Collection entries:
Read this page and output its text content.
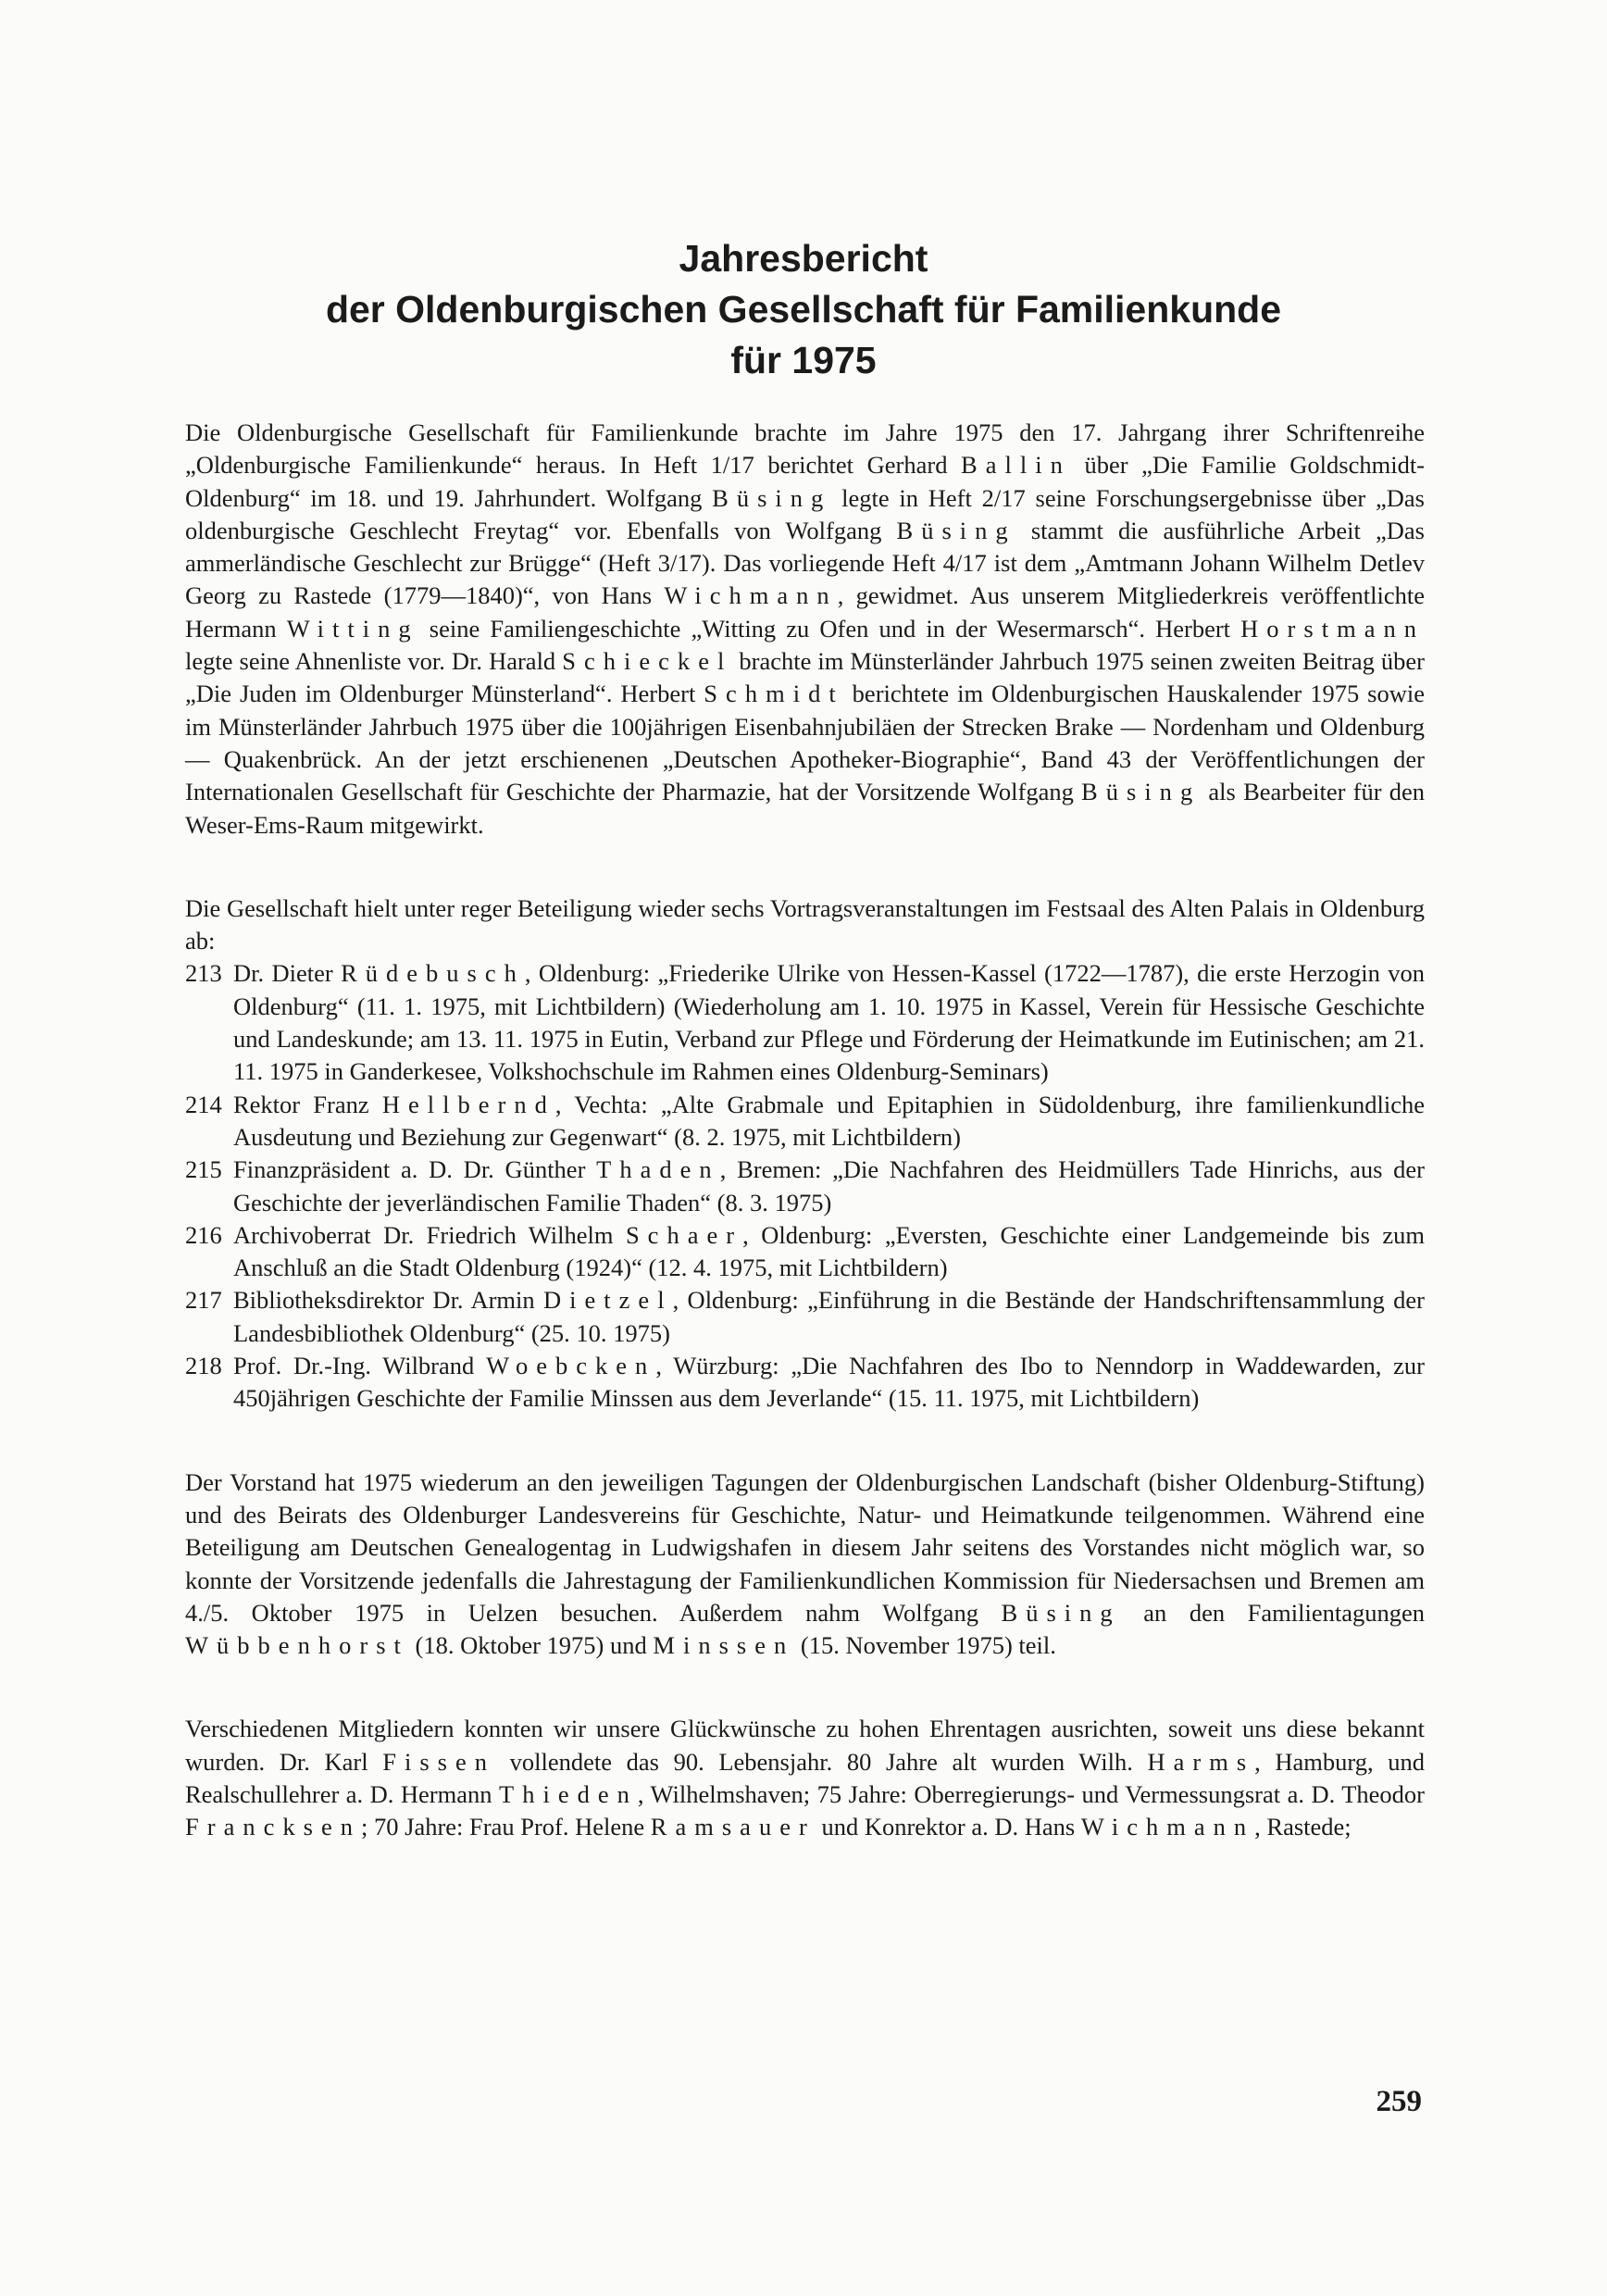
Jahresbericht
der Oldenburgischen Gesellschaft für Familienkunde
für 1975

Die Oldenburgische Gesellschaft für Familienkunde brachte im Jahre 1975 den 17. Jahrgang ihrer Schriftenreihe „Oldenburgische Familienkunde“ heraus. In Heft 1/17 berichtet Gerhard Ballin über „Die Familie Goldschmidt-Oldenburg“ im 18. und 19. Jahrhundert. Wolfgang Büsing legte in Heft 2/17 seine Forschungsergebnisse über „Das oldenburgische Geschlecht Freytag“ vor. Ebenfalls von Wolfgang Büsing stammt die ausführliche Arbeit „Das ammerländische Geschlecht zur Brügge“ (Heft 3/17). Das vorliegende Heft 4/17 ist dem „Amtmann Johann Wilhelm Detlev Georg zu Rastede (1779—1840)“, von Hans Wichmann, gewidmet. Aus unserem Mitgliederkreis veröffentlichte Hermann Witting seine Familiengeschichte „Witting zu Ofen und in der Wesermarsch“. Herbert Horstmann legte seine Ahnenliste vor. Dr. Harald Schieckel brachte im Münsterländer Jahrbuch 1975 seinen zweiten Beitrag über „Die Juden im Oldenburger Münsterland“. Herbert Schmidt berichtete im Oldenburgischen Hauskalender 1975 sowie im Münsterländer Jahrbuch 1975 über die 100jährigen Eisenbahnjubiläen der Strecken Brake — Nordenham und Oldenburg — Quakenbrück. An der jetzt erschienenen „Deutschen Apotheker-Biographie“, Band 43 der Veröffentlichungen der Internationalen Gesellschaft für Geschichte der Pharmazie, hat der Vorsitzende Wolfgang Büsing als Bearbeiter für den Weser-Ems-Raum mitgewirkt.

Die Gesellschaft hielt unter reger Beteiligung wieder sechs Vortragsveranstaltungen im Festsaal des Alten Palais in Oldenburg ab:

213 Dr. Dieter Rüdebusch, Oldenburg: „Friederike Ulrike von Hessen-Kassel (1722—1787), die erste Herzogin von Oldenburg“ (11. 1. 1975, mit Lichtbildern) (Wiederholung am 1. 10. 1975 in Kassel, Verein für Hessische Geschichte und Landeskunde; am 13. 11. 1975 in Eutin, Verband zur Pflege und Förderung der Heimatkunde im Eutinischen; am 21. 11. 1975 in Ganderkesee, Volkshochschule im Rahmen eines Oldenburg-Seminars)
214 Rektor Franz Hellbernd, Vechta: „Alte Grabmale und Epitaphien in Südoldenburg, ihre familienkundliche Ausdeutung und Beziehung zur Gegenwart“ (8. 2. 1975, mit Lichtbildern)
215 Finanzpräsident a. D. Dr. Günther Thaden, Bremen: „Die Nachfahren des Heidmüllers Tade Hinrichs, aus der Geschichte der jeverländischen Familie Thaden“ (8. 3. 1975)
216 Archivoberrat Dr. Friedrich Wilhelm Schaer, Oldenburg: „Eversten, Geschichte einer Landgemeinde bis zum Anschluß an die Stadt Oldenburg (1924)“ (12. 4. 1975, mit Lichtbildern)
217 Bibliotheksdirektor Dr. Armin Dietzel, Oldenburg: „Einführung in die Bestände der Handschriftensammlung der Landesbibliothek Oldenburg“ (25. 10. 1975)
218 Prof. Dr.-Ing. Wilbrand Woebcken, Würzburg: „Die Nachfahren des Ibo to Nenndorp in Waddewarden, zur 450jährigen Geschichte der Familie Minssen aus dem Jeverlande“ (15. 11. 1975, mit Lichtbildern)

Der Vorstand hat 1975 wiederum an den jeweiligen Tagungen der Oldenburgischen Landschaft (bisher Oldenburg-Stiftung) und des Beirats des Oldenburger Landesvereins für Geschichte, Natur- und Heimatkunde teilgenommen. Während eine Beteiligung am Deutschen Genealogentag in Ludwigshafen in diesem Jahr seitens des Vorstandes nicht möglich war, so konnte der Vorsitzende jedenfalls die Jahrestagung der Familienkundlichen Kommission für Niedersachsen und Bremen am 4./5. Oktober 1975 in Uelzen besuchen. Außerdem nahm Wolfgang Büsing an den Familientagungen Wübbenhorst (18. Oktober 1975) und Minssen (15. November 1975) teil.

Verschiedenen Mitgliedern konnten wir unsere Glückwünsche zu hohen Ehrentagen ausrichten, soweit uns diese bekannt wurden. Dr. Karl Fissen vollendete das 90. Lebensjahr. 80 Jahre alt wurden Wilh. Harms, Hamburg, und Realschullehrer a. D. Hermann Thieden, Wilhelmshaven; 75 Jahre: Oberregierungs- und Vermessungsrat a. D. Theodor Francksen; 70 Jahre: Frau Prof. Helene Ramsauer und Konrektor a. D. Hans Wichmann, Rastede;

259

▸ WHAT THE TASK REQUIRES
Every entry above should be written out again verbatim, with no pictures included.

▸ SOLUTION TO THIS EXERCISE
Read this page and output its text content.
Jahresbericht
der Oldenburgischen Gesellschaft für Familienkunde
für 1975

Die Oldenburgische Gesellschaft für Familienkunde brachte im Jahre 1975 den 17. Jahrgang ihrer Schriftenreihe „Oldenburgische Familienkunde“ heraus. In Heft 1/17 berichtet Gerhard Ballin über „Die Familie Goldschmidt-Oldenburg“ im 18. und 19. Jahrhundert. Wolfgang Büsing legte in Heft 2/17 seine Forschungsergebnisse über „Das oldenburgische Geschlecht Freytag“ vor. Ebenfalls von Wolfgang Büsing stammt die ausführliche Arbeit „Das ammerländische Geschlecht zur Brügge“ (Heft 3/17). Das vorliegende Heft 4/17 ist dem „Amtmann Johann Wilhelm Detlev Georg zu Rastede (1779—1840)“, von Hans Wichmann, gewidmet. Aus unserem Mitgliederkreis veröffentlichte Hermann Witting seine Familiengeschichte „Witting zu Ofen und in der Wesermarsch“. Herbert Horstmann legte seine Ahnenliste vor. Dr. Harald Schieckel brachte im Münsterländer Jahrbuch 1975 seinen zweiten Beitrag über „Die Juden im Oldenburger Münsterland“. Herbert Schmidt berichtete im Oldenburgischen Hauskalender 1975 sowie im Münsterländer Jahrbuch 1975 über die 100jährigen Eisenbahnjubiläen der Strecken Brake — Nordenham und Oldenburg — Quakenbrück. An der jetzt erschienenen „Deutschen Apotheker-Biographie“, Band 43 der Veröffentlichungen der Internationalen Gesellschaft für Geschichte der Pharmazie, hat der Vorsitzende Wolfgang Büsing als Bearbeiter für den Weser-Ems-Raum mitgewirkt.

Die Gesellschaft hielt unter reger Beteiligung wieder sechs Vortragsveranstaltungen im Festsaal des Alten Palais in Oldenburg ab:

213 Dr. Dieter Rüdebusch, Oldenburg: „Friederike Ulrike von Hessen-Kassel (1722—1787), die erste Herzogin von Oldenburg“ (11. 1. 1975, mit Lichtbildern) (Wiederholung am 1. 10. 1975 in Kassel, Verein für Hessische Geschichte und Landeskunde; am 13. 11. 1975 in Eutin, Verband zur Pflege und Förderung der Heimatkunde im Eutinischen; am 21. 11. 1975 in Ganderkesee, Volkshochschule im Rahmen eines Oldenburg-Seminars)
214 Rektor Franz Hellbernd, Vechta: „Alte Grabmale und Epitaphien in Südoldenburg, ihre familienkundliche Ausdeutung und Beziehung zur Gegenwart“ (8. 2. 1975, mit Lichtbildern)
215 Finanzpräsident a. D. Dr. Günther Thaden, Bremen: „Die Nachfahren des Heidmüllers Tade Hinrichs, aus der Geschichte der jeverländischen Familie Thaden“ (8. 3. 1975)
216 Archivoberrat Dr. Friedrich Wilhelm Schaer, Oldenburg: „Eversten, Geschichte einer Landgemeinde bis zum Anschluß an die Stadt Oldenburg (1924)“ (12. 4. 1975, mit Lichtbildern)
217 Bibliotheksdirektor Dr. Armin Dietzel, Oldenburg: „Einführung in die Bestände der Handschriftensammlung der Landesbibliothek Oldenburg“ (25. 10. 1975)
218 Prof. Dr.-Ing. Wilbrand Woebcken, Würzburg: „Die Nachfahren des Ibo to Nenndorp in Waddewarden, zur 450jährigen Geschichte der Familie Minssen aus dem Jeverlande“ (15. 11. 1975, mit Lichtbildern)

Der Vorstand hat 1975 wiederum an den jeweiligen Tagungen der Oldenburgischen Landschaft (bisher Oldenburg-Stiftung) und des Beirats des Oldenburger Landesvereins für Geschichte, Natur- und Heimatkunde teilgenommen. Während eine Beteiligung am Deutschen Genealogentag in Ludwigshafen in diesem Jahr seitens des Vorstandes nicht möglich war, so konnte der Vorsitzende jedenfalls die Jahrestagung der Familienkundlichen Kommission für Niedersachsen und Bremen am 4./5. Oktober 1975 in Uelzen besuchen. Außerdem nahm Wolfgang Büsing an den Familientagungen Wübbenhorst (18. Oktober 1975) und Minssen (15. November 1975) teil.

Verschiedenen Mitgliedern konnten wir unsere Glückwünsche zu hohen Ehrentagen ausrichten, soweit uns diese bekannt wurden. Dr. Karl Fissen vollendete das 90. Lebensjahr. 80 Jahre alt wurden Wilh. Harms, Hamburg, und Realschullehrer a. D. Hermann Thieden, Wilhelmshaven; 75 Jahre: Oberregierungs- und Vermessungsrat a. D. Theodor Francksen; 70 Jahre: Frau Prof. Helene Ramsauer und Konrektor a. D. Hans Wichmann, Rastede;

259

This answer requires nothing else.